** Given data **

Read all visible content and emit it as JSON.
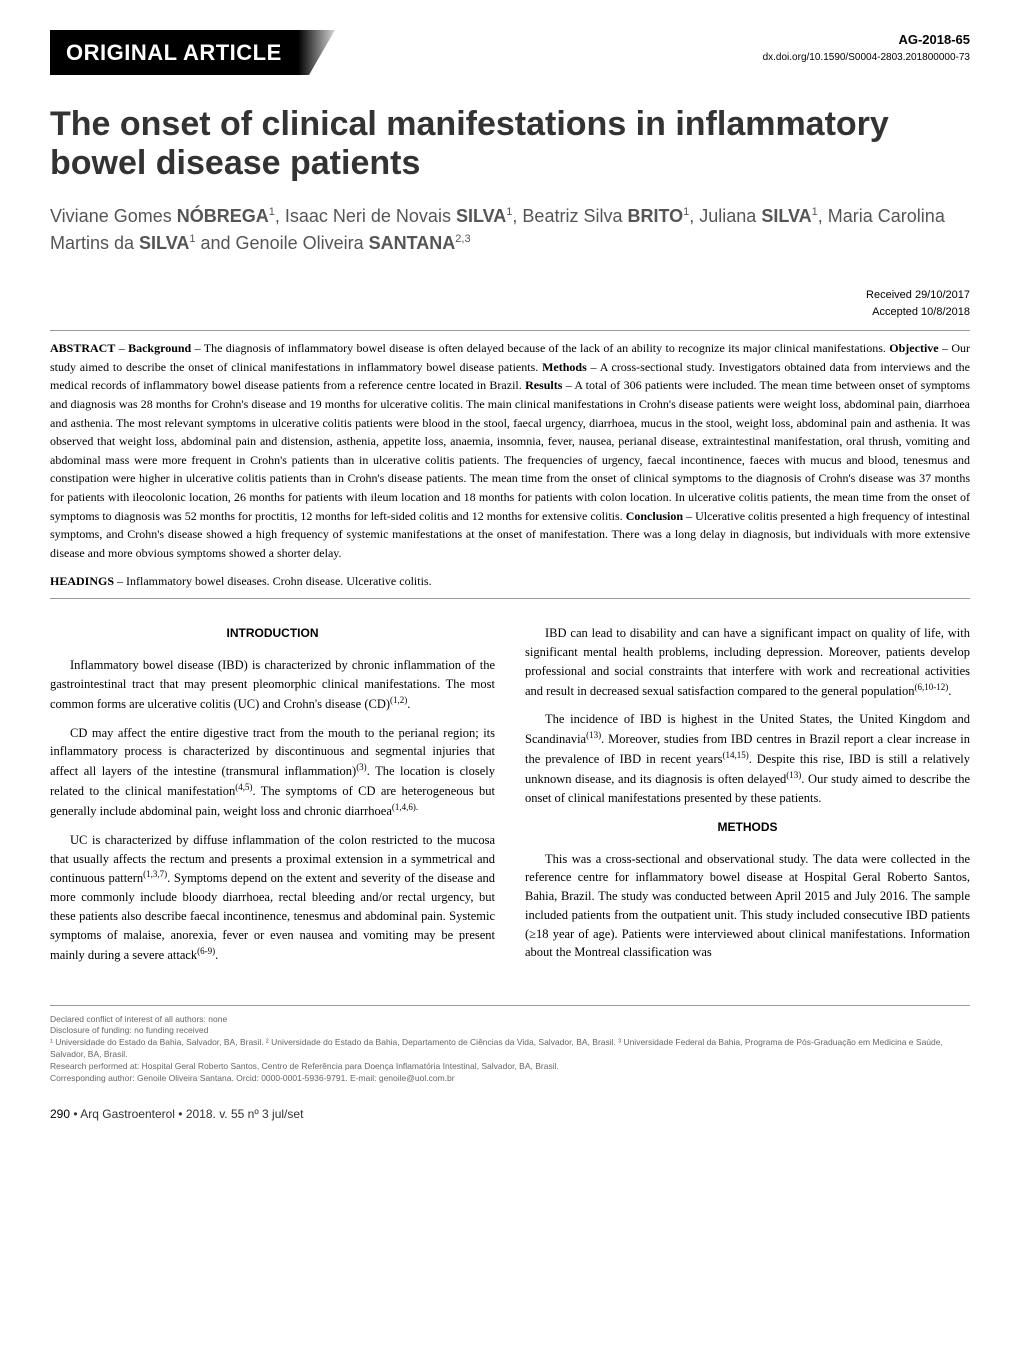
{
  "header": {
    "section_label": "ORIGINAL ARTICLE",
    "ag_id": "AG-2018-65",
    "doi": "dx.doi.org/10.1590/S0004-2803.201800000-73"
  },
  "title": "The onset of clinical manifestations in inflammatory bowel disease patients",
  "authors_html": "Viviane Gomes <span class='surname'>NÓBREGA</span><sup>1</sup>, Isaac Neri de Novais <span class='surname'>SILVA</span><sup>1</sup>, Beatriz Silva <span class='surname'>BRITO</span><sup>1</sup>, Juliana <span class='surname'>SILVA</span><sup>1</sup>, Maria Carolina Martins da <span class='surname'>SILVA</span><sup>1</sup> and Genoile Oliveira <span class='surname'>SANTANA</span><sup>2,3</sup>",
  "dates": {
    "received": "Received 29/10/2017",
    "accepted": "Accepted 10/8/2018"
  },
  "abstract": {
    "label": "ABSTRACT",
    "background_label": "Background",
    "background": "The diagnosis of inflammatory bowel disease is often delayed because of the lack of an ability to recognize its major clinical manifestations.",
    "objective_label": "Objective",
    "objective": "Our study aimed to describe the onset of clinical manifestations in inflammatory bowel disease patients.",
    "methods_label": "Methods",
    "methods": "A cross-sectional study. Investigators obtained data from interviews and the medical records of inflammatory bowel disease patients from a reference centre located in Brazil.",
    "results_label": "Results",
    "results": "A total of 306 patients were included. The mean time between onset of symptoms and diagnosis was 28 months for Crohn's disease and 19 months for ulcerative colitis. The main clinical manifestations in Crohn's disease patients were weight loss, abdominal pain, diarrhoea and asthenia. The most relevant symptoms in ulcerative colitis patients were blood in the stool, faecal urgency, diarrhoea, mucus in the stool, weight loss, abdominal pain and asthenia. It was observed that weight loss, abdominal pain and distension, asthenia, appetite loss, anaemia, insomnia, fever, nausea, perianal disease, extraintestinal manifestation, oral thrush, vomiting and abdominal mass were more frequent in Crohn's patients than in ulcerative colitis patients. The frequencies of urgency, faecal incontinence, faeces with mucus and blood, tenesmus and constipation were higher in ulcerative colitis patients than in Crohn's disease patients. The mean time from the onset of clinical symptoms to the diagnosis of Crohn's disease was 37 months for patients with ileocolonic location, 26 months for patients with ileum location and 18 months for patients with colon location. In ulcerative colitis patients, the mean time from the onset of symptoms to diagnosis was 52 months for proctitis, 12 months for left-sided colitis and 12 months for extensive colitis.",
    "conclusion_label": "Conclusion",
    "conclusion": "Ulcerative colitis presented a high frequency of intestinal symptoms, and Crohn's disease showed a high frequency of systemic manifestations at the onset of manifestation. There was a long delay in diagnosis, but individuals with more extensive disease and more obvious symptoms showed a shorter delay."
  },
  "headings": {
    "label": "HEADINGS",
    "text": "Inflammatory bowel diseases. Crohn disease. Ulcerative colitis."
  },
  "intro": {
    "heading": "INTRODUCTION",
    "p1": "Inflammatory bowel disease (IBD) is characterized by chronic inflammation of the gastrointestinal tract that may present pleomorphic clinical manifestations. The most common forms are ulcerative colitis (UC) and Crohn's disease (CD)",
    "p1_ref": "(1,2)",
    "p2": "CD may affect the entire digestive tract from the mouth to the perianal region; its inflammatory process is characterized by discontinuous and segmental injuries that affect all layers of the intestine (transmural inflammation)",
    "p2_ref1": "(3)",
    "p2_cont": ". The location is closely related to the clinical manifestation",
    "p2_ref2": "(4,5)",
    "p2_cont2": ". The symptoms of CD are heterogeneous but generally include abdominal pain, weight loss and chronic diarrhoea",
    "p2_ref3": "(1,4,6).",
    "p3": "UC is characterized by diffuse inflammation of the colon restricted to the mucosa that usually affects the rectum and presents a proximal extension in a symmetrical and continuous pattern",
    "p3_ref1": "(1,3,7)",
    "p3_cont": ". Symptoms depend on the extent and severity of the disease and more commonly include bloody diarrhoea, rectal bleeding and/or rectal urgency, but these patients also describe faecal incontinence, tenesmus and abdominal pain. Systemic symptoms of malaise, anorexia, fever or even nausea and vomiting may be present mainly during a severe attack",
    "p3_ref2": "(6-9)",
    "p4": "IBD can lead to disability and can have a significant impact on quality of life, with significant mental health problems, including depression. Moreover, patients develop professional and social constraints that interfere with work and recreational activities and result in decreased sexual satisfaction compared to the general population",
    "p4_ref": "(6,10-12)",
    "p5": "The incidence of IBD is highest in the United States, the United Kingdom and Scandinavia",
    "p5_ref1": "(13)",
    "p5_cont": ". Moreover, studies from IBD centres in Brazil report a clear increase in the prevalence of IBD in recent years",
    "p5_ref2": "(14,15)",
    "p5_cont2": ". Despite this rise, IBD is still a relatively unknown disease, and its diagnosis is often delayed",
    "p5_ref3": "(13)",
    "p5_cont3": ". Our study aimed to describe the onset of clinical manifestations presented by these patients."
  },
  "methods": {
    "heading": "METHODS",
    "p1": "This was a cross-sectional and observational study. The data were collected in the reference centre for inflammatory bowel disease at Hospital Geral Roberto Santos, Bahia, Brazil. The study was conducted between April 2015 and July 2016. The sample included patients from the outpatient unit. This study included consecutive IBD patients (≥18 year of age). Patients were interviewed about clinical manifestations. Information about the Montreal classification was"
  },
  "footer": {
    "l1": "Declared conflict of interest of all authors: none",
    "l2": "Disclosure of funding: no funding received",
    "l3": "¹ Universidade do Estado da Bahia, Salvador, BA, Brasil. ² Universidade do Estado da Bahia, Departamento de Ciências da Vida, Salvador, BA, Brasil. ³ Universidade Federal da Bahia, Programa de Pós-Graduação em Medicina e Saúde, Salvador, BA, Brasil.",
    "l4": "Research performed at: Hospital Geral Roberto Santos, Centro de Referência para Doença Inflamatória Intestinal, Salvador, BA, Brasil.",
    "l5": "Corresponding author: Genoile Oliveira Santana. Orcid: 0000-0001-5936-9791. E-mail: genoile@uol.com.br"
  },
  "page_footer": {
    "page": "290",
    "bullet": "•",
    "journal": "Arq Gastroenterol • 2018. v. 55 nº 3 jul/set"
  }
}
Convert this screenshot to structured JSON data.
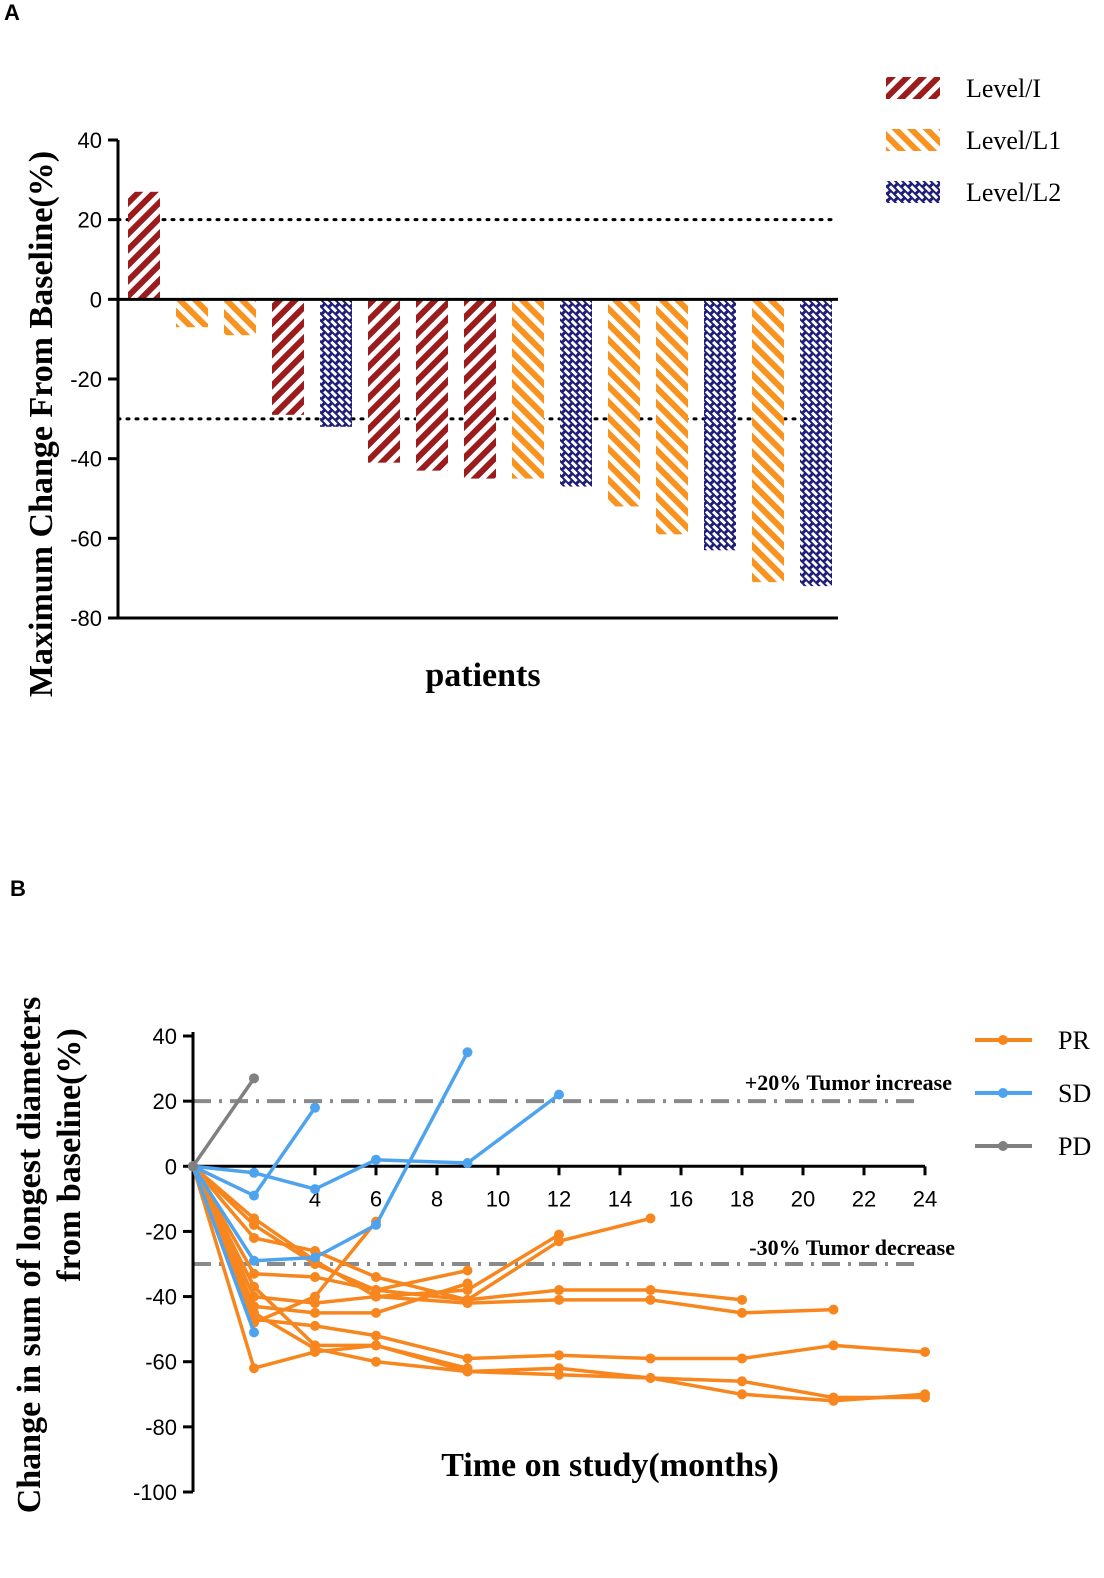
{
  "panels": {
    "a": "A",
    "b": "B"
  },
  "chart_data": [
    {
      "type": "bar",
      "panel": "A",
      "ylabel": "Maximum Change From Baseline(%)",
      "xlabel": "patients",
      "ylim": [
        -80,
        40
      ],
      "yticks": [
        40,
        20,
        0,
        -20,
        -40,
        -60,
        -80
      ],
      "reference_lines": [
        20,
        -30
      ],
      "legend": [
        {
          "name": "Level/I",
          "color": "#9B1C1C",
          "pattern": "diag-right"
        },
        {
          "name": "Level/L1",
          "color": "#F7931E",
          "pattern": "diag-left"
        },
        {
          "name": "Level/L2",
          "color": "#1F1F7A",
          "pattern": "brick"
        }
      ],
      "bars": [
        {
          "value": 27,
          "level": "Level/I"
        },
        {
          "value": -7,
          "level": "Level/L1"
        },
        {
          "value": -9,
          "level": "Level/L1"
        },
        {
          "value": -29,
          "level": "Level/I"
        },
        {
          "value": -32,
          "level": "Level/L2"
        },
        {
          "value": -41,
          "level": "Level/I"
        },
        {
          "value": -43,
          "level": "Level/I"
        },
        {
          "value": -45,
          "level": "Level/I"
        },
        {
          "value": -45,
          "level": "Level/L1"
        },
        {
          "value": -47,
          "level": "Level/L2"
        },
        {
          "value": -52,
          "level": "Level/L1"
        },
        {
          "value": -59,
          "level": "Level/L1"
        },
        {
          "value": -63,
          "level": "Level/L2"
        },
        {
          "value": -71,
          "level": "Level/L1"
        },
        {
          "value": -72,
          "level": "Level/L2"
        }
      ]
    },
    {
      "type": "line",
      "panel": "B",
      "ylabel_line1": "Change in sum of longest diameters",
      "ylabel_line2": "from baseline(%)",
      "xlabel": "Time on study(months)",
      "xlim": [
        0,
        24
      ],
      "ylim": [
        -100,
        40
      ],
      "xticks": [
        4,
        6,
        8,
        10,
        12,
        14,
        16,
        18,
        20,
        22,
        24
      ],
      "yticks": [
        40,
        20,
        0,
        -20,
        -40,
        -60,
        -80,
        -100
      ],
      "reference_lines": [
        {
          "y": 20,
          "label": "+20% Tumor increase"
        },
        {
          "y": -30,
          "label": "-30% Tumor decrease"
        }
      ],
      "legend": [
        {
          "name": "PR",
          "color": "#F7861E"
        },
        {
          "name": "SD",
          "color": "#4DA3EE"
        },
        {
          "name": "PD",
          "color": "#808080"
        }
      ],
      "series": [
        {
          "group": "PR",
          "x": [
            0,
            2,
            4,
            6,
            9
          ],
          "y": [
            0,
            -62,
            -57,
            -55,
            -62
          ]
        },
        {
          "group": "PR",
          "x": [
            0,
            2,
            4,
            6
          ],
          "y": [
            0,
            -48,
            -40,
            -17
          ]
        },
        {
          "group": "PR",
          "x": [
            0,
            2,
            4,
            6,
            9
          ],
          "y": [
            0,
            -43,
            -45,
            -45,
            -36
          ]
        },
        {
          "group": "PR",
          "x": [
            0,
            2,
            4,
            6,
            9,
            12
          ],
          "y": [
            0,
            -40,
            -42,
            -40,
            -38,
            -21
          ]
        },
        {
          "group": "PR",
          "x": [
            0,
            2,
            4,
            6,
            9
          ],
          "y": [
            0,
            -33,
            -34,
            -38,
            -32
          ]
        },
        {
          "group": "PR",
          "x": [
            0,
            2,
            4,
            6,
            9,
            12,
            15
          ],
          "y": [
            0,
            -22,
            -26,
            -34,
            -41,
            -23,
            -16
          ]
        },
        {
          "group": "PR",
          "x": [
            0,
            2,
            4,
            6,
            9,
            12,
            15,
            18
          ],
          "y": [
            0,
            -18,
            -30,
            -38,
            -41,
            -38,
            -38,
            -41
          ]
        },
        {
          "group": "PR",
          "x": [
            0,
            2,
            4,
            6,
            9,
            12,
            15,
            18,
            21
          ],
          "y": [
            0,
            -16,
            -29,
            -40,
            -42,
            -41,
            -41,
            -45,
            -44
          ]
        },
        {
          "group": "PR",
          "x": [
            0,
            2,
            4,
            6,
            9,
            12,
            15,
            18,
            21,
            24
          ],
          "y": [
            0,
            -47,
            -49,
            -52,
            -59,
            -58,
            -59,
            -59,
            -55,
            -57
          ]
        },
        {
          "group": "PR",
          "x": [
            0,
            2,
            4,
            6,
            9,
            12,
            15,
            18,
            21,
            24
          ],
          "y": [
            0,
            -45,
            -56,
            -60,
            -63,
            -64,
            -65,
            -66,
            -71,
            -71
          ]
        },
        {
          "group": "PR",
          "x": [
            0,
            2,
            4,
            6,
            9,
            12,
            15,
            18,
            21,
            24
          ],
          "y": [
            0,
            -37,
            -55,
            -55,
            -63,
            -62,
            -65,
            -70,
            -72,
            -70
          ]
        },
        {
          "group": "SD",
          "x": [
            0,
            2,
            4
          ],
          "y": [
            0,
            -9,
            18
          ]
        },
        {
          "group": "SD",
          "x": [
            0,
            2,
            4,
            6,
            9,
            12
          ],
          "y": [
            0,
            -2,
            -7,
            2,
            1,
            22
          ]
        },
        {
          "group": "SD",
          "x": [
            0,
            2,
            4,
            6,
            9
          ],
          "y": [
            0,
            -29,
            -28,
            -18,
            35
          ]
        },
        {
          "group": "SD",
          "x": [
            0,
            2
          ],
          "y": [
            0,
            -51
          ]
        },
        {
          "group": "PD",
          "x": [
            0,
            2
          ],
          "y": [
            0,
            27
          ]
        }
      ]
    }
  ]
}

** Problem to work on **
Report each line above containing the string "Brasil".

** Solved problem **
    "l3": "¹ Universidade do Estado da Bahia, Salvador, BA, Brasil. ² Universidade do Estado da Bahia, Departamento de Ciências da Vida, Salvador, BA, Brasil. ³ Universidade Federal da Bahia, Programa de Pós-Graduação em Medicina e Saúde, Salvador, BA, Brasil.",
    "l4": "Research performed at: Hospital Geral Roberto Santos, Centro de Referência para Doença Inflamatória Intestinal, Salvador, BA, Brasil.",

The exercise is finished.